### TASK DESCRIPTION:
Write every record out again exactly as given.

[Data excerpts]
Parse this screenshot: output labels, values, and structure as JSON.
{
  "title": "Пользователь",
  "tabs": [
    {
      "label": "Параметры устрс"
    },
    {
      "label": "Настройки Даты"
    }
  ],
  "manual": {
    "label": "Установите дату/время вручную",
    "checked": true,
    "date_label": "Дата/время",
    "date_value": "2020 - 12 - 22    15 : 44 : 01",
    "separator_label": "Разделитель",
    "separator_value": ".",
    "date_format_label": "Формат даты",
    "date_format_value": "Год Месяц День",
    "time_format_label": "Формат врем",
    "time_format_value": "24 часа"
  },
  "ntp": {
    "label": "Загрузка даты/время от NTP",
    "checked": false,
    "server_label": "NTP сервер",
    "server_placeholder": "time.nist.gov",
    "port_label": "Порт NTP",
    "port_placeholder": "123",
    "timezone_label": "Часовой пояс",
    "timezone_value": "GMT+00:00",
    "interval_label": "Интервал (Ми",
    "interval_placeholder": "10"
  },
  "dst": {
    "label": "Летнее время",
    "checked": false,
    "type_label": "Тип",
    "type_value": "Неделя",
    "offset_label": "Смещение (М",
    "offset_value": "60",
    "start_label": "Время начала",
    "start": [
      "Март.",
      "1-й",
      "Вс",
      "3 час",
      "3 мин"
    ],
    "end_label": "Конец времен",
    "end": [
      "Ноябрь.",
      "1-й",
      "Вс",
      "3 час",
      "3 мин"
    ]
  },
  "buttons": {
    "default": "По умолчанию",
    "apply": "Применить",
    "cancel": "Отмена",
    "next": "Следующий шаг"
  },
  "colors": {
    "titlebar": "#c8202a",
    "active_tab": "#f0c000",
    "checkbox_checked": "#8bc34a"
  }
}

### EXERCISE RESULT:
Parse this screenshot: output labels, values, and structure as JSON.
{
  "title": "Пользователь",
  "tabs": [
    {
      "label": "Параметры устрс"
    },
    {
      "label": "Настройки Даты"
    }
  ],
  "manual": {
    "label": "Установите дату/время вручную",
    "checked": true,
    "date_label": "Дата/время",
    "date_value": "2020 - 12 - 22    15 : 44 : 01",
    "separator_label": "Разделитель",
    "separator_value": ".",
    "date_format_label": "Формат даты",
    "date_format_value": "Год Месяц День",
    "time_format_label": "Формат врем",
    "time_format_value": "24 часа"
  },
  "ntp": {
    "label": "Загрузка даты/время от NTP",
    "checked": false,
    "server_label": "NTP сервер",
    "server_placeholder": "time.nist.gov",
    "port_label": "Порт NTP",
    "port_placeholder": "123",
    "timezone_label": "Часовой пояс",
    "timezone_value": "GMT+00:00",
    "interval_label": "Интервал (Ми",
    "interval_placeholder": "10"
  },
  "dst": {
    "label": "Летнее время",
    "checked": false,
    "type_label": "Тип",
    "type_value": "Неделя",
    "offset_label": "Смещение (М",
    "offset_value": "60",
    "start_label": "Время начала",
    "start": [
      "Март.",
      "1-й",
      "Вс",
      "3 час",
      "3 мин"
    ],
    "end_label": "Конец времен",
    "end": [
      "Ноябрь.",
      "1-й",
      "Вс",
      "3 час",
      "3 мин"
    ]
  },
  "buttons": {
    "default": "По умолчанию",
    "apply": "Применить",
    "cancel": "Отмена",
    "next": "Следующий шаг"
  },
  "colors": {
    "titlebar": "#c8202a",
    "active_tab": "#f0c000",
    "checkbox_checked": "#8bc34a"
  }
}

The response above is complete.